Leonardo envisaged the great picture chart of the human body he had produced through his anatomical drawings and Vitruvian Man as a cosmografia del minor mondo (“cosmography of the microcosm”). He believed the workings of the human body to be an analogy, in microcosm, for the workings of the universe. Leonardo wrote: “Man has been called by the ancients a lesser world, and indeed the name is well applied; because, as man is composed of earth, water, air, and fire . . . this body of the earth is  similar.” He compared the human skeleton to rocks (“supports of the earth”) and the expansion of the lungs in breathing to the ebb and flow of the oceans.

Mechanics and Cosmology

According to Leonardo’s observations, the study of mechanics, with which he became quite familiar as an architect and engineer, also reflected the workings of nature. Throughout his life Leonardo was an inventive builder. He thoroughly understood the principles of mechanics of his time and contributed in many ways to advancing them. His two Madrid notebooks deal extensively with his theory of mechanics; the first was written in the 1490s, and the second was written between 1503 and 1505. Their importance lay less in their description of specific machines or work tools than in their use of demonstration models to explain the basic mechanical principles and functions employed in building machinery. As in his anatomical drawings, Leonardo developed definite principles of graphic representation-stylization, patterns, and diagrams-that offer a precise demonstration of the object in question.

Leonardo was especially intrigued by problems of friction and resistance, and with each of the mechanical elements he presented-such as screw threads, gears, hydraulic jacks, swiveling devices, and transmission gears-drawings took precedence over the written word. Throughout his career he also was intrigued by the mechanical potential of motion. This led him to design a machine with a differential transmission, a moving fortress that resembles a modern tank, and a flying machine. His “helical airscrew” (c. 1487)  almost seems a prototype for the modern helicopter, but, like the other vehicles Leonardo designed, it presented a singular problem: it lacked an adequate source of power to provide propulsion and lift.

______________________________

#### Work task A:
Repeat word for word the part of the passage on Leonardo that starts with "Leonardo was especially" and goes on through "propulsion and lift.".
#### Work task B:
In the passage on Leonardo, when was the second of his two Madrid notebooks written?

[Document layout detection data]
______________________________

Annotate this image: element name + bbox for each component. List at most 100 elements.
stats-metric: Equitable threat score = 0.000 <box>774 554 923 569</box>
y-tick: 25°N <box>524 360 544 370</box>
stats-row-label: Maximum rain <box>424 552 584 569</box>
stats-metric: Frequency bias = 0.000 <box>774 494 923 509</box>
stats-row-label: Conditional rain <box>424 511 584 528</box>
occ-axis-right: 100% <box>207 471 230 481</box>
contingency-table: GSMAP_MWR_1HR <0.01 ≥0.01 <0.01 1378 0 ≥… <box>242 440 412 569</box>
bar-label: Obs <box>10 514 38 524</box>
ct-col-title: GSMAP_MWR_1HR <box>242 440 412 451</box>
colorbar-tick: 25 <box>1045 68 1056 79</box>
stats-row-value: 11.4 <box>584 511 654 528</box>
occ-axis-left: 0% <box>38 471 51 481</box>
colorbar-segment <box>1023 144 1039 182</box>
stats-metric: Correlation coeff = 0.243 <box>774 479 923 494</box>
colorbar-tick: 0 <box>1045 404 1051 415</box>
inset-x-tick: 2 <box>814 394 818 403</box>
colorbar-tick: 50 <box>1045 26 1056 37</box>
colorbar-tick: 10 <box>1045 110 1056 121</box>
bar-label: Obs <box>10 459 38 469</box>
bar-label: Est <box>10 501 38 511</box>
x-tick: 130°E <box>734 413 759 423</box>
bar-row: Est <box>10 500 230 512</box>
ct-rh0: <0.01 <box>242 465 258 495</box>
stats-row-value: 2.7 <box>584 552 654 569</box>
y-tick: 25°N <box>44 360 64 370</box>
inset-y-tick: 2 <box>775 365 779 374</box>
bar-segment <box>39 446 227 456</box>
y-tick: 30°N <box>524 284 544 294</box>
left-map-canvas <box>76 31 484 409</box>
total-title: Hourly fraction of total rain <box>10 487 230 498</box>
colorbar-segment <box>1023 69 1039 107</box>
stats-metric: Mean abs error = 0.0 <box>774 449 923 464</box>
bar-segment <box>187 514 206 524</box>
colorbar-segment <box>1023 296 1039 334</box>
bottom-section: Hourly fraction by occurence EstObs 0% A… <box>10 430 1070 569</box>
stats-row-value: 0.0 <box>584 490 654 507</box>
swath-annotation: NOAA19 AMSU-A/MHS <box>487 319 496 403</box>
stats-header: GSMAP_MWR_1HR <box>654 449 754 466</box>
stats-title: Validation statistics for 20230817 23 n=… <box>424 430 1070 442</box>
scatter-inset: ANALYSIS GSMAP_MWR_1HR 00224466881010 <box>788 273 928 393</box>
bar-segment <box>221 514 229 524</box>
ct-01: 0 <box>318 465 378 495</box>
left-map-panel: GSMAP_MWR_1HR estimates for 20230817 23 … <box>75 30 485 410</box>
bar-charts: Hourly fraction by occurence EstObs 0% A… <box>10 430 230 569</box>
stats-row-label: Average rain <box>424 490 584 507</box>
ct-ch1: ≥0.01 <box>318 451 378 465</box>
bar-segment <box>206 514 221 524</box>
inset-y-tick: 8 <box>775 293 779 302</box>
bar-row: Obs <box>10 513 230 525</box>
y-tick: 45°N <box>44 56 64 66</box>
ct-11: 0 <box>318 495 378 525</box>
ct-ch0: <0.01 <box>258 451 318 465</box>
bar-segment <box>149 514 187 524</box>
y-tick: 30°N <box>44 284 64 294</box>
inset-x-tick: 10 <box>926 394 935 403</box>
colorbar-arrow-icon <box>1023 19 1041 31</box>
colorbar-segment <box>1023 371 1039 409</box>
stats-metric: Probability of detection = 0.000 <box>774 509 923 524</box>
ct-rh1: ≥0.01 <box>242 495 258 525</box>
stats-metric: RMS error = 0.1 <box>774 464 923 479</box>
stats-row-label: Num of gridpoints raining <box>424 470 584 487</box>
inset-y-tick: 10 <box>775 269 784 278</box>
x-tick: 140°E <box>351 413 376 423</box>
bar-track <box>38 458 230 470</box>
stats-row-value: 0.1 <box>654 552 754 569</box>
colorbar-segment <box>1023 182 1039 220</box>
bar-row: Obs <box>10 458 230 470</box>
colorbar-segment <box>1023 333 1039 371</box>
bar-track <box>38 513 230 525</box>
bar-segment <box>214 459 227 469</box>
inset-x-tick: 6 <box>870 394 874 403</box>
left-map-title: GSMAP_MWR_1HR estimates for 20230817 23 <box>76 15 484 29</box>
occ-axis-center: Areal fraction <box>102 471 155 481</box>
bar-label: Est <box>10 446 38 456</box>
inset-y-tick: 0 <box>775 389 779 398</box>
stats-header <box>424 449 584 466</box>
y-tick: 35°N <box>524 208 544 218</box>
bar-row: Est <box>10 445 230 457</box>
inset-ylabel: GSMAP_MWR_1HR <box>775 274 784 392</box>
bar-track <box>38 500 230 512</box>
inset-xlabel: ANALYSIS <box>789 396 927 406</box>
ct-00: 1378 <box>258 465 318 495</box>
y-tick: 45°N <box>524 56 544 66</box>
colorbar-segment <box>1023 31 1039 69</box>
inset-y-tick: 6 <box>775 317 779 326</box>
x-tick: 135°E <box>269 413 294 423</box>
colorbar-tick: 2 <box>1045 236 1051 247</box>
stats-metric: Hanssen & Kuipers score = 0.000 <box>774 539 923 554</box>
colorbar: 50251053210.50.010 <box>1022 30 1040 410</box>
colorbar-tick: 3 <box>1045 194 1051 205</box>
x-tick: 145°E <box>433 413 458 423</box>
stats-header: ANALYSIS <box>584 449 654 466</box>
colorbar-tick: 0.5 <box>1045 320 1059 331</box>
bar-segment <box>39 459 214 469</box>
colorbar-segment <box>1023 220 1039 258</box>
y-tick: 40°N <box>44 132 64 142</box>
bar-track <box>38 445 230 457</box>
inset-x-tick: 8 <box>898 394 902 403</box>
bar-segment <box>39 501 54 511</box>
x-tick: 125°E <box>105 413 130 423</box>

______________________________

#### Answer area A:
Leonardo was especially intrigued by problems of friction and resistance, and with each of the mechanical elements he presented-such as screw threads, gears, hydraulic jacks, swiveling devices, and transmission gears-drawings took precedence over the written word. Throughout his career he also was intrigued by the mechanical potential of motion. This led him to design a machine with a differential transmission, a moving fortress that resembles a modern tank, and a flying machine. His “helical airscrew” (c. 1487)  almost seems a prototype for the modern helicopter, but, like the other vehicles Leonardo designed, it presented a singular problem: it lacked an adequate source of power to provide propulsion and lift.

#### Answer area B:
Between 1503 and 1505.